### [PROMPT]
Return the whole listing, keeping every character the same.

--- BEGIN STORED DATA ---

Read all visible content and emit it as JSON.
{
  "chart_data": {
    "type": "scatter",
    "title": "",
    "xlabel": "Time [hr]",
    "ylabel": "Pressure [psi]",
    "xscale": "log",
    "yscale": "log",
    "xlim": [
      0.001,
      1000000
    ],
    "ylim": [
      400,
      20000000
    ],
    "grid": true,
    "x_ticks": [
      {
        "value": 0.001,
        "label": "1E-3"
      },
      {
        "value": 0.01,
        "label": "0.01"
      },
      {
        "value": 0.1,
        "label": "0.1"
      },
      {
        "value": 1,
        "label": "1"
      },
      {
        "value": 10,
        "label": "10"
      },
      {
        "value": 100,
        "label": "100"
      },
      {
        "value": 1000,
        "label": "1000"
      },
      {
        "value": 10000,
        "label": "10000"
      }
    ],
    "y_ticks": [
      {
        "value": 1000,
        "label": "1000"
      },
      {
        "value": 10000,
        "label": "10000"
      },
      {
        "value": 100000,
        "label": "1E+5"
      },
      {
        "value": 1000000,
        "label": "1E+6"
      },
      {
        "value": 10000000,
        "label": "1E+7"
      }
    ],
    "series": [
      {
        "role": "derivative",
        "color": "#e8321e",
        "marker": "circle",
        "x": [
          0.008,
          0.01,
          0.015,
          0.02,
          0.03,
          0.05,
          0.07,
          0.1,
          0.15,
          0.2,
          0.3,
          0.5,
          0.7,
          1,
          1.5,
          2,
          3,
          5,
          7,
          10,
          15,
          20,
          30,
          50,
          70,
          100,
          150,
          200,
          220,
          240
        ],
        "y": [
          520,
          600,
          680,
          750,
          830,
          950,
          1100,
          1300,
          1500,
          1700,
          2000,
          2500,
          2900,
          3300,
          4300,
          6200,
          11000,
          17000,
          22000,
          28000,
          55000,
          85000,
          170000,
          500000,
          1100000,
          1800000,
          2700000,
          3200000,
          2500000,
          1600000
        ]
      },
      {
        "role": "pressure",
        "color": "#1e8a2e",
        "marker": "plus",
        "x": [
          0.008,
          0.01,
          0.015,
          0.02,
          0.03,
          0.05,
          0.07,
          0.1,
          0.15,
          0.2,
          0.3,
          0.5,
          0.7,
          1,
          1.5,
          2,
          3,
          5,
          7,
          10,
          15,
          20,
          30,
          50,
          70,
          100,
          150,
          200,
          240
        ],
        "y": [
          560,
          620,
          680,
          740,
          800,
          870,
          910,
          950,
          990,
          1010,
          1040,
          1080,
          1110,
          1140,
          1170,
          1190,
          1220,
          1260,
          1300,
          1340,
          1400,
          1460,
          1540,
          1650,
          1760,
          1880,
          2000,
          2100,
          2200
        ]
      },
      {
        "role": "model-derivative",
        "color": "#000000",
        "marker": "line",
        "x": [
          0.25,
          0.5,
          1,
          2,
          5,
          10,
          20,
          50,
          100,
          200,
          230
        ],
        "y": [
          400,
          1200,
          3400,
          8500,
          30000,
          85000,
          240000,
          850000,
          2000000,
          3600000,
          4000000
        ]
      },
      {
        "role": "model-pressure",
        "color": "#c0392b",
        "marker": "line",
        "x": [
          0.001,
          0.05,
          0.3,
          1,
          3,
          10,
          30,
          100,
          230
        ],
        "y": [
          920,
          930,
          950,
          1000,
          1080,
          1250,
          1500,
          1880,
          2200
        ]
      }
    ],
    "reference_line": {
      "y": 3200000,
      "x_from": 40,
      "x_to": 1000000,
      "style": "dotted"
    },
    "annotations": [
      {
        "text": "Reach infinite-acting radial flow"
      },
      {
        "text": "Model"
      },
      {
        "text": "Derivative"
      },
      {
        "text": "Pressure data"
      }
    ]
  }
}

--- END STORED DATA ---

### [FINAL RESULT]
Read all visible content and emit it as JSON.
{
  "chart_data": {
    "type": "scatter",
    "title": "",
    "xlabel": "Time [hr]",
    "ylabel": "Pressure [psi]",
    "xscale": "log",
    "yscale": "log",
    "xlim": [
      0.001,
      1000000
    ],
    "ylim": [
      400,
      20000000
    ],
    "grid": true,
    "x_ticks": [
      {
        "value": 0.001,
        "label": "1E-3"
      },
      {
        "value": 0.01,
        "label": "0.01"
      },
      {
        "value": 0.1,
        "label": "0.1"
      },
      {
        "value": 1,
        "label": "1"
      },
      {
        "value": 10,
        "label": "10"
      },
      {
        "value": 100,
        "label": "100"
      },
      {
        "value": 1000,
        "label": "1000"
      },
      {
        "value": 10000,
        "label": "10000"
      }
    ],
    "y_ticks": [
      {
        "value": 1000,
        "label": "1000"
      },
      {
        "value": 10000,
        "label": "10000"
      },
      {
        "value": 100000,
        "label": "1E+5"
      },
      {
        "value": 1000000,
        "label": "1E+6"
      },
      {
        "value": 10000000,
        "label": "1E+7"
      }
    ],
    "series": [
      {
        "role": "derivative",
        "color": "#e8321e",
        "marker": "circle",
        "x": [
          0.008,
          0.01,
          0.015,
          0.02,
          0.03,
          0.05,
          0.07,
          0.1,
          0.15,
          0.2,
          0.3,
          0.5,
          0.7,
          1,
          1.5,
          2,
          3,
          5,
          7,
          10,
          15,
          20,
          30,
          50,
          70,
          100,
          150,
          200,
          220,
          240
        ],
        "y": [
          520,
          600,
          680,
          750,
          830,
          950,
          1100,
          1300,
          1500,
          1700,
          2000,
          2500,
          2900,
          3300,
          4300,
          6200,
          11000,
          17000,
          22000,
          28000,
          55000,
          85000,
          170000,
          500000,
          1100000,
          1800000,
          2700000,
          3200000,
          2500000,
          1600000
        ]
      },
      {
        "role": "pressure",
        "color": "#1e8a2e",
        "marker": "plus",
        "x": [
          0.008,
          0.01,
          0.015,
          0.02,
          0.03,
          0.05,
          0.07,
          0.1,
          0.15,
          0.2,
          0.3,
          0.5,
          0.7,
          1,
          1.5,
          2,
          3,
          5,
          7,
          10,
          15,
          20,
          30,
          50,
          70,
          100,
          150,
          200,
          240
        ],
        "y": [
          560,
          620,
          680,
          740,
          800,
          870,
          910,
          950,
          990,
          1010,
          1040,
          1080,
          1110,
          1140,
          1170,
          1190,
          1220,
          1260,
          1300,
          1340,
          1400,
          1460,
          1540,
          1650,
          1760,
          1880,
          2000,
          2100,
          2200
        ]
      },
      {
        "role": "model-derivative",
        "color": "#000000",
        "marker": "line",
        "x": [
          0.25,
          0.5,
          1,
          2,
          5,
          10,
          20,
          50,
          100,
          200,
          230
        ],
        "y": [
          400,
          1200,
          3400,
          8500,
          30000,
          85000,
          240000,
          850000,
          2000000,
          3600000,
          4000000
        ]
      },
      {
        "role": "model-pressure",
        "color": "#c0392b",
        "marker": "line",
        "x": [
          0.001,
          0.05,
          0.3,
          1,
          3,
          10,
          30,
          100,
          230
        ],
        "y": [
          920,
          930,
          950,
          1000,
          1080,
          1250,
          1500,
          1880,
          2200
        ]
      }
    ],
    "reference_line": {
      "y": 3200000,
      "x_from": 40,
      "x_to": 1000000,
      "style": "dotted"
    },
    "annotations": [
      {
        "text": "Reach infinite-acting radial flow"
      },
      {
        "text": "Model"
      },
      {
        "text": "Derivative"
      },
      {
        "text": "Pressure data"
      }
    ]
  }
}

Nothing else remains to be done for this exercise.